Goal of the exercise: Transcribe each line of the entries below character for character, without any changes.

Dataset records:
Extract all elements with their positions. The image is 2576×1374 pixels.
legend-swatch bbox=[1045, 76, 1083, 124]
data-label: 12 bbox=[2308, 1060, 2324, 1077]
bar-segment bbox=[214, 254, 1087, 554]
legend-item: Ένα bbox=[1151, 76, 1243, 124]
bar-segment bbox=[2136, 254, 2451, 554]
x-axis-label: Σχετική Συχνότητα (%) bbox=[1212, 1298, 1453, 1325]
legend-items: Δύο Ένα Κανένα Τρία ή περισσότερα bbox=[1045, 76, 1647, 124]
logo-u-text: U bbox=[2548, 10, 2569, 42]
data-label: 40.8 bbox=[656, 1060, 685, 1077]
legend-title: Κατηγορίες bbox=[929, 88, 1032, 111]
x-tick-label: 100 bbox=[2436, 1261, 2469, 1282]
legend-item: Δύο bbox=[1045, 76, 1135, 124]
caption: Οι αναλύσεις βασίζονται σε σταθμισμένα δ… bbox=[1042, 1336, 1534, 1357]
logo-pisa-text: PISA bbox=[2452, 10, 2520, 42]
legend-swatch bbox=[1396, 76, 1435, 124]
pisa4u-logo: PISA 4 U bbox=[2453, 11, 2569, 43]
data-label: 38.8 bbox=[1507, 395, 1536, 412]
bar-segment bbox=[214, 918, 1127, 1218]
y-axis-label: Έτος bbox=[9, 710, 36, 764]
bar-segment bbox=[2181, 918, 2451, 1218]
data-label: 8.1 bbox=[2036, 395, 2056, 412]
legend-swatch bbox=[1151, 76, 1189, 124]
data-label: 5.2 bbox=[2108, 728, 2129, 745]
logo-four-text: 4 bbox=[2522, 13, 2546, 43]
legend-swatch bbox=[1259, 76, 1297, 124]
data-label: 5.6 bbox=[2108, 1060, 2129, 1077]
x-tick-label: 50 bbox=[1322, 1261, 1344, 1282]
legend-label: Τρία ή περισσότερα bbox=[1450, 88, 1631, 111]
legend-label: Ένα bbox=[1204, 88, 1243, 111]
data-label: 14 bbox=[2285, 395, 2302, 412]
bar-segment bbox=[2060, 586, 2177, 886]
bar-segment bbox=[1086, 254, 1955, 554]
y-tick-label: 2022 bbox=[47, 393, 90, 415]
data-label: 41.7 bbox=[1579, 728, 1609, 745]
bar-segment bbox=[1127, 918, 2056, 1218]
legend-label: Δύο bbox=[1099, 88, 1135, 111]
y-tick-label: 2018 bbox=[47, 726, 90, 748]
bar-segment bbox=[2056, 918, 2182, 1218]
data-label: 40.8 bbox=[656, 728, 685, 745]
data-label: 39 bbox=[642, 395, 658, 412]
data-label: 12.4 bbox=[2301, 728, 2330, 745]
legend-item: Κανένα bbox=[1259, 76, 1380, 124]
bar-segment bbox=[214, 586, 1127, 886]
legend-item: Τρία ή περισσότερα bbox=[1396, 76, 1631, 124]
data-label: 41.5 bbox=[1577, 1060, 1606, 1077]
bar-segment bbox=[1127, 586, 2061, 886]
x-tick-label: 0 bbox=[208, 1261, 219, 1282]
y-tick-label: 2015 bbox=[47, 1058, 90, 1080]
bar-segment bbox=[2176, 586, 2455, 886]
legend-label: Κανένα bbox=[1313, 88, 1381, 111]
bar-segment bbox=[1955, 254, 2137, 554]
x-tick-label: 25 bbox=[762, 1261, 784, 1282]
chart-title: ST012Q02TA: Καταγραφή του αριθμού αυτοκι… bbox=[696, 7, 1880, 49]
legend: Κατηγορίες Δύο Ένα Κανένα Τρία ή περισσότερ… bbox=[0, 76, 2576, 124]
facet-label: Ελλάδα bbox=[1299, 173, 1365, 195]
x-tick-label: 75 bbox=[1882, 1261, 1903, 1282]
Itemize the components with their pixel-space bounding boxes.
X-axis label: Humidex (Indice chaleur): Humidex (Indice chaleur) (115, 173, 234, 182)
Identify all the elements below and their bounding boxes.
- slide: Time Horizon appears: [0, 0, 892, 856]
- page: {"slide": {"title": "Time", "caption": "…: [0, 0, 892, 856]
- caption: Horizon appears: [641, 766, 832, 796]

Response to the exercise:
Extract all elements with their positions. The image is 2576×1374 pixels.
legend-swatch bbox=[1045, 76, 1083, 124]
data-label: 12 bbox=[2308, 1060, 2324, 1077]
bar-segment bbox=[214, 254, 1087, 554]
legend-item: Ένα bbox=[1151, 76, 1243, 124]
bar-segment bbox=[2136, 254, 2451, 554]
x-axis-label: Σχετική Συχνότητα (%) bbox=[1212, 1298, 1453, 1325]
legend-items: Δύο Ένα Κανένα Τρία ή περισσότερα bbox=[1045, 76, 1647, 124]
logo-u-text: U bbox=[2548, 10, 2569, 42]
data-label: 40.8 bbox=[656, 1060, 685, 1077]
legend-title: Κατηγορίες bbox=[929, 88, 1032, 111]
x-tick-label: 100 bbox=[2436, 1261, 2469, 1282]
legend-item: Δύο bbox=[1045, 76, 1135, 124]
caption: Οι αναλύσεις βασίζονται σε σταθμισμένα δ… bbox=[1042, 1336, 1534, 1357]
logo-pisa-text: PISA bbox=[2452, 10, 2520, 42]
legend-swatch bbox=[1396, 76, 1435, 124]
pisa4u-logo: PISA 4 U bbox=[2453, 11, 2569, 43]
data-label: 38.8 bbox=[1507, 395, 1536, 412]
bar-segment bbox=[214, 918, 1127, 1218]
y-axis-label: Έτος bbox=[9, 710, 36, 764]
bar-segment bbox=[2181, 918, 2451, 1218]
data-label: 8.1 bbox=[2036, 395, 2056, 412]
legend-swatch bbox=[1151, 76, 1189, 124]
data-label: 5.2 bbox=[2108, 728, 2129, 745]
logo-four-text: 4 bbox=[2522, 13, 2546, 43]
legend-swatch bbox=[1259, 76, 1297, 124]
data-label: 5.6 bbox=[2108, 1060, 2129, 1077]
x-tick-label: 50 bbox=[1322, 1261, 1344, 1282]
legend-label: Τρία ή περισσότερα bbox=[1450, 88, 1631, 111]
legend-label: Ένα bbox=[1204, 88, 1243, 111]
data-label: 14 bbox=[2285, 395, 2302, 412]
bar-segment bbox=[2060, 586, 2177, 886]
bar-segment bbox=[1086, 254, 1955, 554]
y-tick-label: 2022 bbox=[47, 393, 90, 415]
data-label: 41.7 bbox=[1579, 728, 1609, 745]
bar-segment bbox=[1127, 918, 2056, 1218]
legend-label: Δύο bbox=[1099, 88, 1135, 111]
y-tick-label: 2018 bbox=[47, 726, 90, 748]
bar-segment bbox=[2056, 918, 2182, 1218]
data-label: 40.8 bbox=[656, 728, 685, 745]
data-label: 39 bbox=[642, 395, 658, 412]
data-label: 12.4 bbox=[2301, 728, 2330, 745]
legend-item: Κανένα bbox=[1259, 76, 1380, 124]
bar-segment bbox=[214, 586, 1127, 886]
legend-item: Τρία ή περισσότερα bbox=[1396, 76, 1631, 124]
data-label: 41.5 bbox=[1577, 1060, 1606, 1077]
bar-segment bbox=[1127, 586, 2061, 886]
x-tick-label: 0 bbox=[208, 1261, 219, 1282]
y-tick-label: 2015 bbox=[47, 1058, 90, 1080]
bar-segment bbox=[2176, 586, 2455, 886]
legend-label: Κανένα bbox=[1313, 88, 1381, 111]
bar-segment bbox=[1955, 254, 2137, 554]
x-tick-label: 25 bbox=[762, 1261, 784, 1282]
chart-title: ST012Q02TA: Καταγραφή του αριθμού αυτοκι… bbox=[696, 7, 1880, 49]
legend: Κατηγορίες Δύο Ένα Κανένα Τρία ή περισσότερ… bbox=[0, 76, 2576, 124]
facet-label: Ελλάδα bbox=[1299, 173, 1365, 195]
x-tick-label: 75 bbox=[1882, 1261, 1903, 1282]
Itemize the components with their pixel-space bounding boxes.
X-axis label: Humidex (Indice chaleur): Humidex (Indice chaleur) (115, 173, 234, 182)
Identify all the elements below and their bounding boxes.
- slide: Time Horizon appears: [0, 0, 892, 856]
- page: {"slide": {"title": "Time", "caption": "…: [0, 0, 892, 856]
- caption: Horizon appears: [641, 766, 832, 796]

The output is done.